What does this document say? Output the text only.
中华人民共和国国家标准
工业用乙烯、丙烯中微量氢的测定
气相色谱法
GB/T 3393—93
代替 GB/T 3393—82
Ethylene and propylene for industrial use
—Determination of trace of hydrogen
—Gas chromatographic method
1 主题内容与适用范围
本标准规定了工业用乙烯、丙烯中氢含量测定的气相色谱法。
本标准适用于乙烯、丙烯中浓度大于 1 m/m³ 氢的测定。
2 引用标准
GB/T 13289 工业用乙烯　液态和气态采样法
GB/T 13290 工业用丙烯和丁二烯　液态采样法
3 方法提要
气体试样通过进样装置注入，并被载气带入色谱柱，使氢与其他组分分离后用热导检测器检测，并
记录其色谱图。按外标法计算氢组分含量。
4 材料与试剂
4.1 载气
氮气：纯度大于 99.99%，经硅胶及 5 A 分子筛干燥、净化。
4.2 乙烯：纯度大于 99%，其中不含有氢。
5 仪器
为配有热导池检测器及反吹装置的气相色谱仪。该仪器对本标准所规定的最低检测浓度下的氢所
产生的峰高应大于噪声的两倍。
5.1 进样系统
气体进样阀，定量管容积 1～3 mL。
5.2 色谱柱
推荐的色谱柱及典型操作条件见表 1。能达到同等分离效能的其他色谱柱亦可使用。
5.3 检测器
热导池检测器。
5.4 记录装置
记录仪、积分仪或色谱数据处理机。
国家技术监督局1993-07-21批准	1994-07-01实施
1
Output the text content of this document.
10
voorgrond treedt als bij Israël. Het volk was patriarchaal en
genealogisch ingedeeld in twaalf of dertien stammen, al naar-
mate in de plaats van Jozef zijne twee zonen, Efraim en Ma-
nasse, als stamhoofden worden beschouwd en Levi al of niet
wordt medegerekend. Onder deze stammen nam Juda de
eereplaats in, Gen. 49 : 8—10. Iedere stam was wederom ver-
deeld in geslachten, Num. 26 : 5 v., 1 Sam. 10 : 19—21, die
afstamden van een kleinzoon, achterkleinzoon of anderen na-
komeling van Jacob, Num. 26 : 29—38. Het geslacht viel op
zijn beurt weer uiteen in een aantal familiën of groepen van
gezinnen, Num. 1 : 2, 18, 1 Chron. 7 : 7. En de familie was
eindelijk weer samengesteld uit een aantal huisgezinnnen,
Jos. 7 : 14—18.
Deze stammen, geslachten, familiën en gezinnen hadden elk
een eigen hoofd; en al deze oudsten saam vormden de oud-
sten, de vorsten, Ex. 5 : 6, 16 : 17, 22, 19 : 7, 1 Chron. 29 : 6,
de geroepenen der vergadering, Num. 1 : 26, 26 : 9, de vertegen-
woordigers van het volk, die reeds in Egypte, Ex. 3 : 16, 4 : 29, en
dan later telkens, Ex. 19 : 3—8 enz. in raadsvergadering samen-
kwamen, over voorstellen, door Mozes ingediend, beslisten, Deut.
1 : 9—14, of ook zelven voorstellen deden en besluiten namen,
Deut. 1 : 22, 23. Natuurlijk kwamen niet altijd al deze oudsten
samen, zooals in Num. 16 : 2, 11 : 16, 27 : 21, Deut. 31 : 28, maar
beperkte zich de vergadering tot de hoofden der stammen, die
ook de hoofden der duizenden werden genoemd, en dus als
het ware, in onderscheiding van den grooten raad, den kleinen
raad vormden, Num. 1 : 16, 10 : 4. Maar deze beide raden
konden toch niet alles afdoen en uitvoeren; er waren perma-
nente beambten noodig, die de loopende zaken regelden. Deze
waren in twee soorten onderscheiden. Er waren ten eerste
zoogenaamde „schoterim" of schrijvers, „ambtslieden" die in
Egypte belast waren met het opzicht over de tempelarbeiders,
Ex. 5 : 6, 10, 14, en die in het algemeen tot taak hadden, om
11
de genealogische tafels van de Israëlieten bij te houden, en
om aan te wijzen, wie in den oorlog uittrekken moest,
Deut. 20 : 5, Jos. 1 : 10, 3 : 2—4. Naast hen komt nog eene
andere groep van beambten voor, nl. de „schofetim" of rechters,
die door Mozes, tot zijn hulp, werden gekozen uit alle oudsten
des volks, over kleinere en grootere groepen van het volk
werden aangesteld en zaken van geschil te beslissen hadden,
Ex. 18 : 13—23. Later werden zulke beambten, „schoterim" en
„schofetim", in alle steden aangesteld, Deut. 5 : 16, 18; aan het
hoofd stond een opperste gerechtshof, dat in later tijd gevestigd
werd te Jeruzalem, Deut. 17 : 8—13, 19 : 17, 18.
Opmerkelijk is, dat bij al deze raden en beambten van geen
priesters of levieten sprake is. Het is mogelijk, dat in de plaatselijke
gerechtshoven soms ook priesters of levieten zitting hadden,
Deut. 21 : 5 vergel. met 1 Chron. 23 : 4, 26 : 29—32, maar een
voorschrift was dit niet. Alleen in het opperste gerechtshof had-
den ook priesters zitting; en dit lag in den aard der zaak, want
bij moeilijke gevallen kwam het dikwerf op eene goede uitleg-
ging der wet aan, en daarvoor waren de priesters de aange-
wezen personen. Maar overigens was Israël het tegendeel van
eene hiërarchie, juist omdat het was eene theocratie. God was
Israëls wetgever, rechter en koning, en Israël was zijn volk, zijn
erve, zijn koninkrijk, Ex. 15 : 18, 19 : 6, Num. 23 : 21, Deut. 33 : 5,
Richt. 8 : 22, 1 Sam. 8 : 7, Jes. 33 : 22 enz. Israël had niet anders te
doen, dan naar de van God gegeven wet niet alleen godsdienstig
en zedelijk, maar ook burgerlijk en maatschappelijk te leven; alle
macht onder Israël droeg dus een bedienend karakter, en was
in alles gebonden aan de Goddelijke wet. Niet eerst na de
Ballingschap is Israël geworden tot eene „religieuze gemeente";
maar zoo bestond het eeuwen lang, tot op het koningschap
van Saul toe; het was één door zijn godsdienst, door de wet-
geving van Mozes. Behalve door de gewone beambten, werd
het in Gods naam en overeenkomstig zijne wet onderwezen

### [TASK]
Take the entries above and copy them out exactly.

### [CORRECT RESULT]
What does this document say? Output the text only.
中华人民共和国国家标准
工业用乙烯、丙烯中微量氢的测定
气相色谱法
GB/T 3393—93
代替 GB/T 3393—82
Ethylene and propylene for industrial use
—Determination of trace of hydrogen
—Gas chromatographic method
1 主题内容与适用范围
本标准规定了工业用乙烯、丙烯中氢含量测定的气相色谱法。
本标准适用于乙烯、丙烯中浓度大于 1 m/m³ 氢的测定。
2 引用标准
GB/T 13289 工业用乙烯　液态和气态采样法
GB/T 13290 工业用丙烯和丁二烯　液态采样法
3 方法提要
气体试样通过进样装置注入，并被载气带入色谱柱，使氢与其他组分分离后用热导检测器检测，并
记录其色谱图。按外标法计算氢组分含量。
4 材料与试剂
4.1 载气
氮气：纯度大于 99.99%，经硅胶及 5 A 分子筛干燥、净化。
4.2 乙烯：纯度大于 99%，其中不含有氢。
5 仪器
为配有热导池检测器及反吹装置的气相色谱仪。该仪器对本标准所规定的最低检测浓度下的氢所
产生的峰高应大于噪声的两倍。
5.1 进样系统
气体进样阀，定量管容积 1～3 mL。
5.2 色谱柱
推荐的色谱柱及典型操作条件见表 1。能达到同等分离效能的其他色谱柱亦可使用。
5.3 检测器
热导池检测器。
5.4 记录装置
记录仪、积分仪或色谱数据处理机。
国家技术监督局1993-07-21批准	1994-07-01实施
1
Output the text content of this document.
10
voorgrond treedt als bij Israël. Het volk was patriarchaal en
genealogisch ingedeeld in twaalf of dertien stammen, al naar-
mate in de plaats van Jozef zijne twee zonen, Efraim en Ma-
nasse, als stamhoofden worden beschouwd en Levi al of niet
wordt medegerekend. Onder deze stammen nam Juda de
eereplaats in, Gen. 49 : 8—10. Iedere stam was wederom ver-
deeld in geslachten, Num. 26 : 5 v., 1 Sam. 10 : 19—21, die
afstamden van een kleinzoon, achterkleinzoon of anderen na-
komeling van Jacob, Num. 26 : 29—38. Het geslacht viel op
zijn beurt weer uiteen in een aantal familiën of groepen van
gezinnen, Num. 1 : 2, 18, 1 Chron. 7 : 7. En de familie was
eindelijk weer samengesteld uit een aantal huisgezinnnen,
Jos. 7 : 14—18.
Deze stammen, geslachten, familiën en gezinnen hadden elk
een eigen hoofd; en al deze oudsten saam vormden de oud-
sten, de vorsten, Ex. 5 : 6, 16 : 17, 22, 19 : 7, 1 Chron. 29 : 6,
de geroepenen der vergadering, Num. 1 : 26, 26 : 9, de vertegen-
woordigers van het volk, die reeds in Egypte, Ex. 3 : 16, 4 : 29, en
dan later telkens, Ex. 19 : 3—8 enz. in raadsvergadering samen-
kwamen, over voorstellen, door Mozes ingediend, beslisten, Deut.
1 : 9—14, of ook zelven voorstellen deden en besluiten namen,
Deut. 1 : 22, 23. Natuurlijk kwamen niet altijd al deze oudsten
samen, zooals in Num. 16 : 2, 11 : 16, 27 : 21, Deut. 31 : 28, maar
beperkte zich de vergadering tot de hoofden der stammen, die
ook de hoofden der duizenden werden genoemd, en dus als
het ware, in onderscheiding van den grooten raad, den kleinen
raad vormden, Num. 1 : 16, 10 : 4. Maar deze beide raden
konden toch niet alles afdoen en uitvoeren; er waren perma-
nente beambten noodig, die de loopende zaken regelden. Deze
waren in twee soorten onderscheiden. Er waren ten eerste
zoogenaamde „schoterim" of schrijvers, „ambtslieden" die in
Egypte belast waren met het opzicht over de tempelarbeiders,
Ex. 5 : 6, 10, 14, en die in het algemeen tot taak hadden, om
11
de genealogische tafels van de Israëlieten bij te houden, en
om aan te wijzen, wie in den oorlog uittrekken moest,
Deut. 20 : 5, Jos. 1 : 10, 3 : 2—4. Naast hen komt nog eene
andere groep van beambten voor, nl. de „schofetim" of rechters,
die door Mozes, tot zijn hulp, werden gekozen uit alle oudsten
des volks, over kleinere en grootere groepen van het volk
werden aangesteld en zaken van geschil te beslissen hadden,
Ex. 18 : 13—23. Later werden zulke beambten, „schoterim" en
„schofetim", in alle steden aangesteld, Deut. 5 : 16, 18; aan het
hoofd stond een opperste gerechtshof, dat in later tijd gevestigd
werd te Jeruzalem, Deut. 17 : 8—13, 19 : 17, 18.
Opmerkelijk is, dat bij al deze raden en beambten van geen
priesters of levieten sprake is. Het is mogelijk, dat in de plaatselijke
gerechtshoven soms ook priesters of levieten zitting hadden,
Deut. 21 : 5 vergel. met 1 Chron. 23 : 4, 26 : 29—32, maar een
voorschrift was dit niet. Alleen in het opperste gerechtshof had-
den ook priesters zitting; en dit lag in den aard der zaak, want
bij moeilijke gevallen kwam het dikwerf op eene goede uitleg-
ging der wet aan, en daarvoor waren de priesters de aange-
wezen personen. Maar overigens was Israël het tegendeel van
eene hiërarchie, juist omdat het was eene theocratie. God was
Israëls wetgever, rechter en koning, en Israël was zijn volk, zijn
erve, zijn koninkrijk, Ex. 15 : 18, 19 : 6, Num. 23 : 21, Deut. 33 : 5,
Richt. 8 : 22, 1 Sam. 8 : 7, Jes. 33 : 22 enz. Israël had niet anders te
doen, dan naar de van God gegeven wet niet alleen godsdienstig
en zedelijk, maar ook burgerlijk en maatschappelijk te leven; alle
macht onder Israël droeg dus een bedienend karakter, en was
in alles gebonden aan de Goddelijke wet. Niet eerst na de
Ballingschap is Israël geworden tot eene „religieuze gemeente";
maar zoo bestond het eeuwen lang, tot op het koningschap
van Saul toe; het was één door zijn godsdienst, door de wet-
geving van Mozes. Behalve door de gewone beambten, werd
het in Gods naam en overeenkomstig zijne wet onderwezen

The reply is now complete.